____ Records to use
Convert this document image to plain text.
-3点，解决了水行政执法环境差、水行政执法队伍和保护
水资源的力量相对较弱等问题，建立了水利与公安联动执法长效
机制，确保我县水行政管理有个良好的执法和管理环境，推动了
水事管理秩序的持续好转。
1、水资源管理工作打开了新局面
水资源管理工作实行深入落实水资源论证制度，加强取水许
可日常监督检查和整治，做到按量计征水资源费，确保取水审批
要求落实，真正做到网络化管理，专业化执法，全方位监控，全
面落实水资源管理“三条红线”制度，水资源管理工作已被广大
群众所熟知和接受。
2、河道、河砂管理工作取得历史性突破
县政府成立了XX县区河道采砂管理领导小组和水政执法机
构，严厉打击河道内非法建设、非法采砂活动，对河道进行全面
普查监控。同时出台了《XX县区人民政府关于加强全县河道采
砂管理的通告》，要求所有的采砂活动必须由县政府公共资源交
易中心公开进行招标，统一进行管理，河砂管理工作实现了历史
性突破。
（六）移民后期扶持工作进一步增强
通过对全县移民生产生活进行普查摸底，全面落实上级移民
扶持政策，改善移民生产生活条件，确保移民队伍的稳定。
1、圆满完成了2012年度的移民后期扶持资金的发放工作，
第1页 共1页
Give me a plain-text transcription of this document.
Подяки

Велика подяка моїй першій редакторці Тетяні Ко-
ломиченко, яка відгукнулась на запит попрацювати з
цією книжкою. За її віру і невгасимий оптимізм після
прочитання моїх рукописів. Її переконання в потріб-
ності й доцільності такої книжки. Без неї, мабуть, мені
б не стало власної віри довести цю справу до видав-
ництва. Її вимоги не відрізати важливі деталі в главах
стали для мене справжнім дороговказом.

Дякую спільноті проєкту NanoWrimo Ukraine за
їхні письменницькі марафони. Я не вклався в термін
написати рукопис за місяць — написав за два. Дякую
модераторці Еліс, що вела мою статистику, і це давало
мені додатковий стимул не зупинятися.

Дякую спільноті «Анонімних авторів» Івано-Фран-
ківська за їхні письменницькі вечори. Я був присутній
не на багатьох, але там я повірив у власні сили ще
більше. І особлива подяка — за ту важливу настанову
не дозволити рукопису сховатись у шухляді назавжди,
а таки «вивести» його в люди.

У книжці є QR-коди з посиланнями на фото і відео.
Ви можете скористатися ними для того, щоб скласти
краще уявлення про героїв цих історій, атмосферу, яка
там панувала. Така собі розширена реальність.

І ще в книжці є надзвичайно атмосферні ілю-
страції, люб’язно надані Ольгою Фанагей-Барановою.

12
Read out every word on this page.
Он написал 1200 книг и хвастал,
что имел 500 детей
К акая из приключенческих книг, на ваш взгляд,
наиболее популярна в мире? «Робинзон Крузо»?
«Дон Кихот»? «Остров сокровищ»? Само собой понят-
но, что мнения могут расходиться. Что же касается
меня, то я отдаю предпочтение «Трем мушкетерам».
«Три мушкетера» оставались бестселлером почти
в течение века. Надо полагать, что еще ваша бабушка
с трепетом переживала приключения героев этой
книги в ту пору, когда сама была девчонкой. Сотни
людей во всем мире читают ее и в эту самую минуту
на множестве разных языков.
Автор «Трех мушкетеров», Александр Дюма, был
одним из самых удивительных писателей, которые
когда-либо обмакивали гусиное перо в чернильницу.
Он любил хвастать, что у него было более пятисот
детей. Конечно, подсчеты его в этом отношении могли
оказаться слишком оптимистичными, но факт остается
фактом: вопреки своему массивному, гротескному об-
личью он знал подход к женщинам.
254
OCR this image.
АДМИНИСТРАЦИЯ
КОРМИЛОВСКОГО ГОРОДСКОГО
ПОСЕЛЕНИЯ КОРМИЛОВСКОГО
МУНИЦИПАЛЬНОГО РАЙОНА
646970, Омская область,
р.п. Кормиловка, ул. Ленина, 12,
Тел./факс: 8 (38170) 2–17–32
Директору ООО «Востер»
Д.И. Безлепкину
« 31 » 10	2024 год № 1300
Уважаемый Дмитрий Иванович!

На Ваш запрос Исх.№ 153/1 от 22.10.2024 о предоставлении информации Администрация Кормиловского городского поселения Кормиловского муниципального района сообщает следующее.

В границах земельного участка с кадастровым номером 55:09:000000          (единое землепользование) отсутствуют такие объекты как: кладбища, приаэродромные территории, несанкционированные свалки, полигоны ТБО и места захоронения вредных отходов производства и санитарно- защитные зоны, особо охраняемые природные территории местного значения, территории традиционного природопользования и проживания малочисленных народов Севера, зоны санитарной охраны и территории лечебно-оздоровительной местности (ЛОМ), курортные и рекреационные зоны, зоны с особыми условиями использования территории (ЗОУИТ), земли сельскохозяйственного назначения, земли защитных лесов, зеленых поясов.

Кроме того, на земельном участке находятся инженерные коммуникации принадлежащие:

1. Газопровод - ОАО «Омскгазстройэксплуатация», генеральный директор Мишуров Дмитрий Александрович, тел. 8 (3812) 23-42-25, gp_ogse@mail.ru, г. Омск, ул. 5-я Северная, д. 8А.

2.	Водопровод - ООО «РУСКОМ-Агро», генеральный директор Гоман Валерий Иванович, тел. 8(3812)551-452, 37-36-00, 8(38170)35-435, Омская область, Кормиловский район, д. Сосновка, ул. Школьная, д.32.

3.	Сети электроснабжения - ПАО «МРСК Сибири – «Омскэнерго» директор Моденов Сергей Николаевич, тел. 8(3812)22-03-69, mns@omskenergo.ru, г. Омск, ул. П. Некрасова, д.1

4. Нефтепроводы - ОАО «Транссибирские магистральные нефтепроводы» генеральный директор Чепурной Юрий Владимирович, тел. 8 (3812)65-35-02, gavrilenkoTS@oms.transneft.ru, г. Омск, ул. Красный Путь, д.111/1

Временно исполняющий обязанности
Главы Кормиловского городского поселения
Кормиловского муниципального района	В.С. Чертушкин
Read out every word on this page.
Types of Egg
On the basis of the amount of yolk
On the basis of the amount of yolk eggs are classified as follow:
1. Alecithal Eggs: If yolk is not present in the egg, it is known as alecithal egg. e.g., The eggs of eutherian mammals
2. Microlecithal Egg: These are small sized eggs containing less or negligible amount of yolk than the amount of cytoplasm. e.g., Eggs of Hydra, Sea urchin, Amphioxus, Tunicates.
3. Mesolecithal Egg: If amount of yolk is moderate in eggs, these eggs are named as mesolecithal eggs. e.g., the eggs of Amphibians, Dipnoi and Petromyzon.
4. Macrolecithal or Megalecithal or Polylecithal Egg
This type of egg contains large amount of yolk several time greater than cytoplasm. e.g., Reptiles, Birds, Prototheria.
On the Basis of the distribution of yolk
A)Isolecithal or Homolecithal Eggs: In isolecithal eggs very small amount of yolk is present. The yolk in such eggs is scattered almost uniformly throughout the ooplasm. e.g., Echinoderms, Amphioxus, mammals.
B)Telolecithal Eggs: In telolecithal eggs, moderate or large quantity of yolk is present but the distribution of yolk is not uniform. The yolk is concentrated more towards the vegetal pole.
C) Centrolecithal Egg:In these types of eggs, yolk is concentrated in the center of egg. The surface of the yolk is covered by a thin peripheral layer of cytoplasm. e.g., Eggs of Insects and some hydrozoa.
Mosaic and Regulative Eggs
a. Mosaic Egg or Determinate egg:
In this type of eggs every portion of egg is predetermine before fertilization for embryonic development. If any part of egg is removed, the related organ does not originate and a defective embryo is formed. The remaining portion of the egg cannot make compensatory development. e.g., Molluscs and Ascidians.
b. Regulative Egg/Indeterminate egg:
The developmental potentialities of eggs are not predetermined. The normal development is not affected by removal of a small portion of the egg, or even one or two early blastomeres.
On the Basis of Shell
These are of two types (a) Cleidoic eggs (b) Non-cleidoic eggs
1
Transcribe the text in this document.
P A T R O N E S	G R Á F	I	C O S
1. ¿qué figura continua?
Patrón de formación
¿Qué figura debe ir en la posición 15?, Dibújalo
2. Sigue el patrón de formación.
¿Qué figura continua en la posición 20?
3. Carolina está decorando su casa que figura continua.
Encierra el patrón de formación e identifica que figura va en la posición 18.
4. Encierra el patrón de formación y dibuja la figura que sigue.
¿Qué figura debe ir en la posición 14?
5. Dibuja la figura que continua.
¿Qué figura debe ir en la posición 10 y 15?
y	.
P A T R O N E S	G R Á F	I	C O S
________
Output exactly the lines between the one containing "Transcribe the text in this document." and the final line above, both inclusive.

The result –
Transcribe the text in this document.
P A T R O N E S	G R Á F	I	C O S
1. ¿qué figura continua?
Patrón de formación
¿Qué figura debe ir en la posición 15?, Dibújalo
2. Sigue el patrón de formación.
¿Qué figura continua en la posición 20?
3. Carolina está decorando su casa que figura continua.
Encierra el patrón de formación e identifica que figura va en la posición 18.
4. Encierra el patrón de formación y dibuja la figura que sigue.
¿Qué figura debe ir en la posición 14?
5. Dibuja la figura que continua.
¿Qué figura debe ir en la posición 10 y 15?
y	.
P A T R O N E S	G R Á F	I	C O S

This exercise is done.